====== DOCUMENT SECTION ======

Combined probabilities have a specification format that consists of three blocks: a header, a list of point-wise mappings, and a list of bucket-wise mappings. So, for instance, a specification of the Pr[product.price]
function could look like that:
# header
@numberofexactvals = 2
@numberofbins = 3
@nullprobability = 0.04
# exact probabilities block
p(X) = 0.10 for X = { 1.0 } # exactly 1 euro
p(X) = 0.12 for X = { 2.0 } # exactly 2 euro
# bucket probabilities block
p(X) = 0.24 for X = { x in [3.0 , 10.0 ) } # between 3 and 10 euro
p(X) = 0.15 for X = { x in [10.0 , 100.0) } # between 10 and 100 euro
p(X) = 0.35 for X = { x in [100.0 , 600.0) } # between 100 and 300 euro
The header block assigns the NULL value probability <null_p>
and specifies the number of entries in the second and the third blocks (N1
and N2
respectively):
@nullprobability = <null_p>
@numberofexactvals = <N1>
@numberofbins = <N2>
The exact probabilities block contains exactly N1
entries (lines) and comes the header. Each line assigns a probability mass <p>
to a point from the T
domain <x>
using the syntax:
p(X) = <p> for X = { <x> }
The PDF specification ends with N2
bucket probability entries, each one assigning a probability mass <p>
to the half-open T
-interval [<x_min>, <x_max>)

====== DATA RECORDS ======

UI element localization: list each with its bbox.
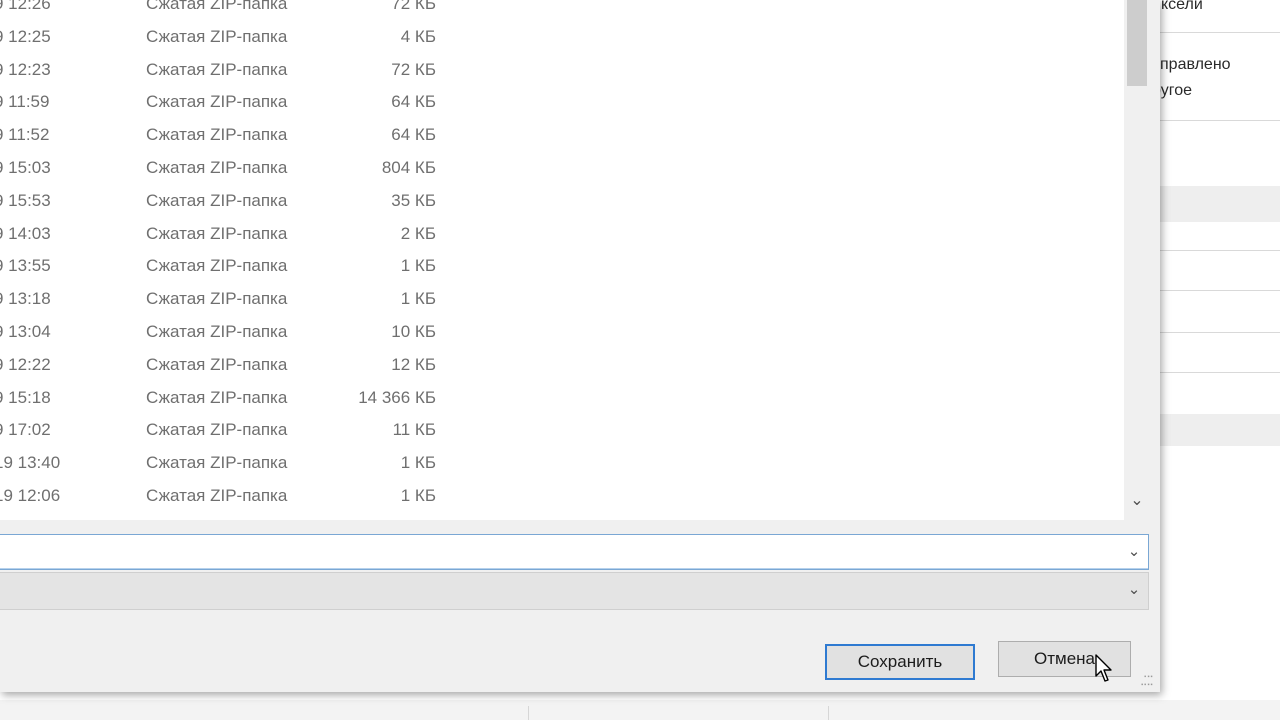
background-window: иксели справлено ругое (1150, 0, 1280, 720)
vertical-scrollbar[interactable]: ⌄ (1124, 0, 1150, 520)
file-date-modified: 9 17:02 (0, 420, 51, 440)
file-size: 1 КБ (400, 256, 436, 276)
scroll-thumb[interactable] (1127, 0, 1147, 86)
resize-grip-icon[interactable]: ⠠⠤ ⠤⠤ (1140, 671, 1156, 689)
mouse-pointer-icon (1095, 654, 1112, 682)
file-date-modified: 9 11:59 (0, 92, 50, 112)
file-size: 72 КБ (391, 59, 436, 79)
file-row[interactable]: 9 12:26 Сжатая ZIP-папка 72 КБ (0, 0, 1124, 20)
file-type: Сжатая ZIP-папка (146, 0, 288, 13)
file-type: Сжатая ZIP-папка (146, 92, 288, 112)
chevron-down-icon[interactable]: ⌄ (1126, 486, 1148, 516)
file-type: Сжатая ZIP-папка (146, 354, 288, 374)
file-row[interactable]: 9 12:22 Сжатая ZIP-папка 12 КБ (0, 349, 1124, 381)
file-date-modified: 19 12:06 (0, 486, 61, 505)
save-button[interactable]: Сохранить (825, 644, 975, 680)
file-type: Сжатая ZIP-папка (146, 223, 288, 243)
file-size: 64 КБ (391, 125, 436, 145)
divider (1160, 290, 1280, 291)
file-size: 64 КБ (391, 92, 436, 112)
file-date-modified: 9 12:26 (0, 0, 51, 13)
file-type: Сжатая ZIP-папка (146, 190, 288, 210)
save-dialog: 9 12:26 Сжатая ZIP-папка 72 КБ 9 12:25 Сжата… (0, 0, 1160, 692)
file-size: 11 КБ (392, 420, 436, 440)
divider (1160, 332, 1280, 333)
file-row[interactable]: 9 14:03 Сжатая ZIP-папка 2 КБ (0, 218, 1124, 250)
file-row[interactable]: 9 12:25 Сжатая ZIP-папка 4 КБ (0, 21, 1124, 53)
file-type: Сжатая ZIP-папка (146, 256, 288, 276)
filetype-dropdown[interactable]: ⌄ (0, 572, 1149, 610)
file-size: 35 КБ (391, 190, 436, 210)
file-type: Сжатая ZIP-папка (146, 125, 288, 145)
file-date-modified: 19 13:40 (0, 453, 61, 473)
file-date-modified: 9 12:25 (0, 26, 51, 46)
file-row[interactable]: 9 13:04 Сжатая ZIP-папка 10 КБ (0, 316, 1124, 348)
file-date-modified: 9 12:22 (0, 354, 51, 374)
file-row[interactable]: 19 12:06 Сжатая ZIP-папка 1 КБ (0, 480, 1124, 512)
file-row[interactable]: 9 13:55 Сжатая ZIP-папка 1 КБ (0, 250, 1124, 282)
file-row[interactable]: 9 15:03 Сжатая ZIP-папка 804 КБ (0, 152, 1124, 184)
file-type: Сжатая ZIP-папка (146, 59, 288, 79)
file-date-modified: 9 13:18 (0, 289, 51, 309)
file-type: Сжатая ZIP-папка (146, 322, 288, 341)
file-date-modified: 9 14:03 (0, 223, 51, 243)
file-type: Сжатая ZIP-папка (146, 453, 288, 473)
file-size: 4 КБ (400, 26, 436, 46)
file-type: Сжатая ZIP-папка (146, 387, 288, 407)
background-row (1160, 186, 1280, 222)
background-strip (0, 700, 1280, 720)
file-row[interactable]: 9 15:18 Сжатая ZIP-папка 14 366 КБ (0, 382, 1124, 414)
file-size: 12 КБ (391, 354, 436, 374)
chevron-down-icon[interactable]: ⌄ (1122, 535, 1146, 569)
file-size: 10 КБ (391, 322, 436, 341)
chevron-down-icon[interactable]: ⌄ (1122, 573, 1146, 609)
file-type: Сжатая ZIP-папка (146, 26, 288, 46)
divider (528, 706, 529, 720)
file-date-modified: 9 15:18 (0, 387, 51, 407)
file-row[interactable]: 9 15:53 Сжатая ZIP-папка 35 КБ (0, 185, 1124, 217)
file-date-modified: 9 11:52 (0, 125, 50, 145)
background-text: справлено (1152, 56, 1231, 73)
filename-input[interactable] (0, 535, 1114, 571)
file-size: 14 366 КБ (358, 387, 436, 407)
divider (1160, 372, 1280, 373)
file-date-modified: 9 12:23 (0, 59, 51, 79)
file-row[interactable]: 9 11:52 Сжатая ZIP-папка 64 КБ (0, 119, 1124, 151)
file-row[interactable]: 9 11:59 Сжатая ZIP-папка 64 КБ (0, 86, 1124, 118)
filename-combobox[interactable]: ⌄ (0, 534, 1149, 571)
file-row[interactable]: 9 13:18 Сжатая ZIP-папка 1 КБ (0, 283, 1124, 315)
file-list[interactable]: 9 12:26 Сжатая ZIP-папка 72 КБ 9 12:25 Сжата… (0, 0, 1124, 520)
divider (1160, 250, 1280, 251)
file-size: 1 КБ (400, 289, 436, 309)
file-size: 2 КБ (400, 223, 436, 243)
file-type: Сжатая ZIP-папка (146, 289, 288, 309)
file-date-modified: 9 15:03 (0, 158, 51, 177)
divider (828, 706, 829, 720)
file-size: 72 КБ (391, 0, 436, 13)
file-size: 804 КБ (381, 158, 436, 177)
file-date-modified: 9 13:55 (0, 256, 51, 276)
file-row[interactable]: 9 17:02 Сжатая ZIP-папка 11 КБ (0, 414, 1124, 446)
file-row[interactable]: 19 13:40 Сжатая ZIP-папка 1 КБ (0, 447, 1124, 479)
file-type: Сжатая ZIP-папка (146, 420, 288, 440)
background-row (1160, 414, 1280, 446)
file-type: Сжатая ZIP-папка (146, 486, 288, 505)
file-date-modified: 9 13:04 (0, 322, 51, 341)
file-type: Сжатая ZIP-папка (146, 158, 288, 177)
file-size: 1 КБ (400, 453, 436, 473)
divider (1160, 120, 1280, 121)
file-size: 1 КБ (400, 486, 436, 505)
divider (1160, 32, 1280, 33)
file-row[interactable]: 9 12:23 Сжатая ZIP-папка 72 КБ (0, 54, 1124, 86)
file-date-modified: 9 15:53 (0, 190, 51, 210)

======

=== WHAT THIS EXERCISE ASKS ===
1. In the text on combined-probability specifications:
(a) Which three blocks make up the specification format?
(b) What NULL probability does the example header assign?
(c) What probability does the example give to a price of exactly 2 euro?
2. Can you pick up the text on combined-probability specifications from where it stops and carry it on?
None of the data is needed here.

=== ANSWERS PROVIDED ===
1.
(a) A header, a list of point-wise mappings, and a list of bucket-wise mappings.
(b) 0.04.
(c) 0.12.

2.
using the syntax:
p(X) = <p> for X = { x in [<x_min>, <x_max>) }
An optional comment can be placed at the end of each line can with the special comment delimiter #
.
The simple combined probabilities covered above describe independent univariate distributions. Sometimes however, you want to describe dependencies between random variables in terms of a conditional distribution. The standard way to describe custom dependencies between values is to use the conditional_combined_probability[T1,T2]
PDF type.
Conceptually, a conditional_combined_probability[T1,T2]
specification consists of a family of combined_probability[T1]
specifications, where each member describes the PDF for a certain range of the conditioned domain T2
.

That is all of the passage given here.